#### [Set exercise]
The answer is one number: how many lines in the data below hold "text".
** Start of Record list **
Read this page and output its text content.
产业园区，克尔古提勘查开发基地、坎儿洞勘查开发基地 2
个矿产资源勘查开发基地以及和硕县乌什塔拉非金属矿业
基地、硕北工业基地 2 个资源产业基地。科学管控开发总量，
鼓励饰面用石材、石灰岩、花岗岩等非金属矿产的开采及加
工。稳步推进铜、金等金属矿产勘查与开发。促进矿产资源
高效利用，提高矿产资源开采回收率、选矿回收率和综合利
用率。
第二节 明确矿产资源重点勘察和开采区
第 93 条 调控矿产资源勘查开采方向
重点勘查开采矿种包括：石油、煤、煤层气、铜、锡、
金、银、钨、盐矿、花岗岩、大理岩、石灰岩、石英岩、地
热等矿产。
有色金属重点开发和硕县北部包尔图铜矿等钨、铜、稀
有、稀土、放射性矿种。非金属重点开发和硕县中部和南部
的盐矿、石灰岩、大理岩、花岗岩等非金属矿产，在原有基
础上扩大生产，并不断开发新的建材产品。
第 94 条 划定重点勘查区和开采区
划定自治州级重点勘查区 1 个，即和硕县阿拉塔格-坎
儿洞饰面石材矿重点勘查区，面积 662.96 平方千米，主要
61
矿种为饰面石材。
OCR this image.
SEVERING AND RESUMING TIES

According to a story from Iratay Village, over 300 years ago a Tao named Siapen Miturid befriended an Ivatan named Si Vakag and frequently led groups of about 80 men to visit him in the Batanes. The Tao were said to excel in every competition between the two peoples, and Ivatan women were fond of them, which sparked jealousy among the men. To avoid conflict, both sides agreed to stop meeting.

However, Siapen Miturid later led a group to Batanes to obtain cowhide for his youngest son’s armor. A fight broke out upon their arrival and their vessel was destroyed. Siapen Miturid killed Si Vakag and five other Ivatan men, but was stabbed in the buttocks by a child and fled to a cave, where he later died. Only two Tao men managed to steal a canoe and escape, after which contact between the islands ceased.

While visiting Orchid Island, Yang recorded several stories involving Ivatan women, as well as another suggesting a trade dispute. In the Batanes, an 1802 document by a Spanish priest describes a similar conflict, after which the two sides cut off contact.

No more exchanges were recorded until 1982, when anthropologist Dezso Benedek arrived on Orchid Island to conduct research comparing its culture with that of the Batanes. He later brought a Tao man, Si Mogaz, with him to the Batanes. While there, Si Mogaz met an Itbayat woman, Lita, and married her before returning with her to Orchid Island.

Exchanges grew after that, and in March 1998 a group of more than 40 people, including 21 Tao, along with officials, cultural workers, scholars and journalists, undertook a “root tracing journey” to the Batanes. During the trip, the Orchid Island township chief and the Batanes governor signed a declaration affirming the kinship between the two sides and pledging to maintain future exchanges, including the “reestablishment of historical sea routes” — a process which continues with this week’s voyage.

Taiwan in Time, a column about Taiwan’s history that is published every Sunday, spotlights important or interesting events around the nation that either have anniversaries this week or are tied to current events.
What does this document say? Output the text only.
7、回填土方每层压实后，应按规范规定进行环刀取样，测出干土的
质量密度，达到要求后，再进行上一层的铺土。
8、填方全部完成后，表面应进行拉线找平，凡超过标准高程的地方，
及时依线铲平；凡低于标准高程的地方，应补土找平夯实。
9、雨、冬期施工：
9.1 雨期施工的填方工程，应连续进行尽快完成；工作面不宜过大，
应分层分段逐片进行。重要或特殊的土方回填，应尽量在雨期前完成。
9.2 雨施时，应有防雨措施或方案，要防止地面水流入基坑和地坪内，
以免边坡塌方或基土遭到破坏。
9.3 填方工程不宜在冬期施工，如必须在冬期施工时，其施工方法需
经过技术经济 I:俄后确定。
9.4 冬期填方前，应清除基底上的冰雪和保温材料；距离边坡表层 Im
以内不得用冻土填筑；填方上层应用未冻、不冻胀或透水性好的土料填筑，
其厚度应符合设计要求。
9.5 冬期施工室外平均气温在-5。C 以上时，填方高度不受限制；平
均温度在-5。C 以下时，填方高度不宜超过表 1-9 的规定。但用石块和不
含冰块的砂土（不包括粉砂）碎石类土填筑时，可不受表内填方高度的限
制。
** End of Record list **
#### [Task solution]
2